Exercise details: Your task is to retype each line of the data below exactly.

----------------------------------------

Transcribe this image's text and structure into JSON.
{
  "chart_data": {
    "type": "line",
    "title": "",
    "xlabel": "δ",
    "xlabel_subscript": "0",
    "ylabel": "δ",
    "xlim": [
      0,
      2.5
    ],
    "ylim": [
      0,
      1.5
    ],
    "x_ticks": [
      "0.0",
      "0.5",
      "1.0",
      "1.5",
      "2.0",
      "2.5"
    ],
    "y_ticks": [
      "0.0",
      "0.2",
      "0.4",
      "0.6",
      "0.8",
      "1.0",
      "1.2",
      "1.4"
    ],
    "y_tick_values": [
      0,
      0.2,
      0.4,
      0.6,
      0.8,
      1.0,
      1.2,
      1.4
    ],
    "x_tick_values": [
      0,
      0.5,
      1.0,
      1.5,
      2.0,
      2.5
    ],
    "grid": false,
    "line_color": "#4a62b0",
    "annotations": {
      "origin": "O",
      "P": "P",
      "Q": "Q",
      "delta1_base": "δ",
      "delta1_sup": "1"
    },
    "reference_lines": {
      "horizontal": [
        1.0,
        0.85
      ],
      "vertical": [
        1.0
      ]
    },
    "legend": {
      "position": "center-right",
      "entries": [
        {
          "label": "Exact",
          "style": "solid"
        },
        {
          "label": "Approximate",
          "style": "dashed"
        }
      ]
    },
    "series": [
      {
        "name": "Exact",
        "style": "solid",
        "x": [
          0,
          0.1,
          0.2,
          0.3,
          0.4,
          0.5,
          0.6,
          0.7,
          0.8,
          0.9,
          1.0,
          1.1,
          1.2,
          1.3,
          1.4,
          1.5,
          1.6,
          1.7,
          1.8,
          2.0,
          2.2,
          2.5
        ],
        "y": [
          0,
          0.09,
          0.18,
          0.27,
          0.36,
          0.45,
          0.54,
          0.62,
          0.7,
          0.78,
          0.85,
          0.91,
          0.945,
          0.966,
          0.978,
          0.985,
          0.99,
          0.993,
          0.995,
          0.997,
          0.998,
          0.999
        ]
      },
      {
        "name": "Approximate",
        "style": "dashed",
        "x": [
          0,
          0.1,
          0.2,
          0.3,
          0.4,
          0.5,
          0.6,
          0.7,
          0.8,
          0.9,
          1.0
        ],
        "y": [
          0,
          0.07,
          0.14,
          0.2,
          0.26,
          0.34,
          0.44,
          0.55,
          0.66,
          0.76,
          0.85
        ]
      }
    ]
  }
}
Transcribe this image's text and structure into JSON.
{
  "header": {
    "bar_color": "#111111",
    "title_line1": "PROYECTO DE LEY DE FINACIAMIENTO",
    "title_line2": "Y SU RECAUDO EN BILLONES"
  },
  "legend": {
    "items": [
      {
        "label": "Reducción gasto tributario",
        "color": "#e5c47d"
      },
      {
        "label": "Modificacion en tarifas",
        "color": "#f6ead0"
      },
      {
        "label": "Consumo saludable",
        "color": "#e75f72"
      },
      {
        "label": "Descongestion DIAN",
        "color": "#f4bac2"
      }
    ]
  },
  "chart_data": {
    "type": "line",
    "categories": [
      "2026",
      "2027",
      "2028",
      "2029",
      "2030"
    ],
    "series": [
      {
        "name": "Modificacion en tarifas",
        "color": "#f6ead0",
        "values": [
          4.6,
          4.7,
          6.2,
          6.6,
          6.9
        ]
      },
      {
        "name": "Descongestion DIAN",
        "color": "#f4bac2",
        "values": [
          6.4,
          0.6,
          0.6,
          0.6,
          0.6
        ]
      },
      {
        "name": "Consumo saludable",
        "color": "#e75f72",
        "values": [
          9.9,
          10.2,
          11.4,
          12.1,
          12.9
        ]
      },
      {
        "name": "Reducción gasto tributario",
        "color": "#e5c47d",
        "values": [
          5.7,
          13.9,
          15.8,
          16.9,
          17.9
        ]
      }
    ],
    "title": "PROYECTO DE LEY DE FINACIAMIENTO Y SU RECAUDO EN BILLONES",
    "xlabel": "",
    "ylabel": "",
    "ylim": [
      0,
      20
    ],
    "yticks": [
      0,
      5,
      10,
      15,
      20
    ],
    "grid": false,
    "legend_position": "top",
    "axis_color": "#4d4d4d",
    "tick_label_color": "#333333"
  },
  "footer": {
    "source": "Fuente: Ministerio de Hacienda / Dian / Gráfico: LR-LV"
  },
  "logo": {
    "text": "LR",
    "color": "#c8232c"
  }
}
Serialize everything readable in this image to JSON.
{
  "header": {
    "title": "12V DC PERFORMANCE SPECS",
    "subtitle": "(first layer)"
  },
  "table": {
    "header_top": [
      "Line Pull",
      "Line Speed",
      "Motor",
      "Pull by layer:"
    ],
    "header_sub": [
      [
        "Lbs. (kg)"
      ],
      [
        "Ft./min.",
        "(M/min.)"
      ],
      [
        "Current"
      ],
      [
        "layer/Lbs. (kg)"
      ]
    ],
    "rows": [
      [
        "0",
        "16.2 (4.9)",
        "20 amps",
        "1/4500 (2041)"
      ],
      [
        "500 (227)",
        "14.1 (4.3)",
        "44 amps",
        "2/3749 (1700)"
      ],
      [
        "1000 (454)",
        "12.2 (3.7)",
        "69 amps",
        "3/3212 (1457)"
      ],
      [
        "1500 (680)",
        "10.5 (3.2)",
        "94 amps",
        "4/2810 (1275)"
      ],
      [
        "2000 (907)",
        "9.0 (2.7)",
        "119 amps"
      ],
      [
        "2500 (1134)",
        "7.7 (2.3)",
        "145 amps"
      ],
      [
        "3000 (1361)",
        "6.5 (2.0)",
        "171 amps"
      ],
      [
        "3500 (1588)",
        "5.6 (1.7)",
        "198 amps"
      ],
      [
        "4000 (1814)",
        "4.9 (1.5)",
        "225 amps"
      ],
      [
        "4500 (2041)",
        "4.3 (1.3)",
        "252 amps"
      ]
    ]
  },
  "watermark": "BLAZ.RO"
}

----------------------------------------

Solution to the problem:
Transcribe this image's text and structure into JSON.
{
  "chart_data": {
    "type": "line",
    "title": "",
    "xlabel": "δ",
    "xlabel_subscript": "0",
    "ylabel": "δ",
    "xlim": [
      0,
      2.5
    ],
    "ylim": [
      0,
      1.5
    ],
    "x_ticks": [
      "0.0",
      "0.5",
      "1.0",
      "1.5",
      "2.0",
      "2.5"
    ],
    "y_ticks": [
      "0.0",
      "0.2",
      "0.4",
      "0.6",
      "0.8",
      "1.0",
      "1.2",
      "1.4"
    ],
    "y_tick_values": [
      0,
      0.2,
      0.4,
      0.6,
      0.8,
      1.0,
      1.2,
      1.4
    ],
    "x_tick_values": [
      0,
      0.5,
      1.0,
      1.5,
      2.0,
      2.5
    ],
    "grid": false,
    "line_color": "#4a62b0",
    "annotations": {
      "origin": "O",
      "P": "P",
      "Q": "Q",
      "delta1_base": "δ",
      "delta1_sup": "1"
    },
    "reference_lines": {
      "horizontal": [
        1.0,
        0.85
      ],
      "vertical": [
        1.0
      ]
    },
    "legend": {
      "position": "center-right",
      "entries": [
        {
          "label": "Exact",
          "style": "solid"
        },
        {
          "label": "Approximate",
          "style": "dashed"
        }
      ]
    },
    "series": [
      {
        "name": "Exact",
        "style": "solid",
        "x": [
          0,
          0.1,
          0.2,
          0.3,
          0.4,
          0.5,
          0.6,
          0.7,
          0.8,
          0.9,
          1.0,
          1.1,
          1.2,
          1.3,
          1.4,
          1.5,
          1.6,
          1.7,
          1.8,
          2.0,
          2.2,
          2.5
        ],
        "y": [
          0,
          0.09,
          0.18,
          0.27,
          0.36,
          0.45,
          0.54,
          0.62,
          0.7,
          0.78,
          0.85,
          0.91,
          0.945,
          0.966,
          0.978,
          0.985,
          0.99,
          0.993,
          0.995,
          0.997,
          0.998,
          0.999
        ]
      },
      {
        "name": "Approximate",
        "style": "dashed",
        "x": [
          0,
          0.1,
          0.2,
          0.3,
          0.4,
          0.5,
          0.6,
          0.7,
          0.8,
          0.9,
          1.0
        ],
        "y": [
          0,
          0.07,
          0.14,
          0.2,
          0.26,
          0.34,
          0.44,
          0.55,
          0.66,
          0.76,
          0.85
        ]
      }
    ]
  }
}
Transcribe this image's text and structure into JSON.
{
  "header": {
    "bar_color": "#111111",
    "title_line1": "PROYECTO DE LEY DE FINACIAMIENTO",
    "title_line2": "Y SU RECAUDO EN BILLONES"
  },
  "legend": {
    "items": [
      {
        "label": "Reducción gasto tributario",
        "color": "#e5c47d"
      },
      {
        "label": "Modificacion en tarifas",
        "color": "#f6ead0"
      },
      {
        "label": "Consumo saludable",
        "color": "#e75f72"
      },
      {
        "label": "Descongestion DIAN",
        "color": "#f4bac2"
      }
    ]
  },
  "chart_data": {
    "type": "line",
    "categories": [
      "2026",
      "2027",
      "2028",
      "2029",
      "2030"
    ],
    "series": [
      {
        "name": "Modificacion en tarifas",
        "color": "#f6ead0",
        "values": [
          4.6,
          4.7,
          6.2,
          6.6,
          6.9
        ]
      },
      {
        "name": "Descongestion DIAN",
        "color": "#f4bac2",
        "values": [
          6.4,
          0.6,
          0.6,
          0.6,
          0.6
        ]
      },
      {
        "name": "Consumo saludable",
        "color": "#e75f72",
        "values": [
          9.9,
          10.2,
          11.4,
          12.1,
          12.9
        ]
      },
      {
        "name": "Reducción gasto tributario",
        "color": "#e5c47d",
        "values": [
          5.7,
          13.9,
          15.8,
          16.9,
          17.9
        ]
      }
    ],
    "title": "PROYECTO DE LEY DE FINACIAMIENTO Y SU RECAUDO EN BILLONES",
    "xlabel": "",
    "ylabel": "",
    "ylim": [
      0,
      20
    ],
    "yticks": [
      0,
      5,
      10,
      15,
      20
    ],
    "grid": false,
    "legend_position": "top",
    "axis_color": "#4d4d4d",
    "tick_label_color": "#333333"
  },
  "footer": {
    "source": "Fuente: Ministerio de Hacienda / Dian / Gráfico: LR-LV"
  },
  "logo": {
    "text": "LR",
    "color": "#c8232c"
  }
}
Serialize everything readable in this image to JSON.
{
  "header": {
    "title": "12V DC PERFORMANCE SPECS",
    "subtitle": "(first layer)"
  },
  "table": {
    "header_top": [
      "Line Pull",
      "Line Speed",
      "Motor",
      "Pull by layer:"
    ],
    "header_sub": [
      [
        "Lbs. (kg)"
      ],
      [
        "Ft./min.",
        "(M/min.)"
      ],
      [
        "Current"
      ],
      [
        "layer/Lbs. (kg)"
      ]
    ],
    "rows": [
      [
        "0",
        "16.2 (4.9)",
        "20 amps",
        "1/4500 (2041)"
      ],
      [
        "500 (227)",
        "14.1 (4.3)",
        "44 amps",
        "2/3749 (1700)"
      ],
      [
        "1000 (454)",
        "12.2 (3.7)",
        "69 amps",
        "3/3212 (1457)"
      ],
      [
        "1500 (680)",
        "10.5 (3.2)",
        "94 amps",
        "4/2810 (1275)"
      ],
      [
        "2000 (907)",
        "9.0 (2.7)",
        "119 amps"
      ],
      [
        "2500 (1134)",
        "7.7 (2.3)",
        "145 amps"
      ],
      [
        "3000 (1361)",
        "6.5 (2.0)",
        "171 amps"
      ],
      [
        "3500 (1588)",
        "5.6 (1.7)",
        "198 amps"
      ],
      [
        "4000 (1814)",
        "4.9 (1.5)",
        "225 amps"
      ],
      [
        "4500 (2041)",
        "4.3 (1.3)",
        "252 amps"
      ]
    ]
  },
  "watermark": "BLAZ.RO"
}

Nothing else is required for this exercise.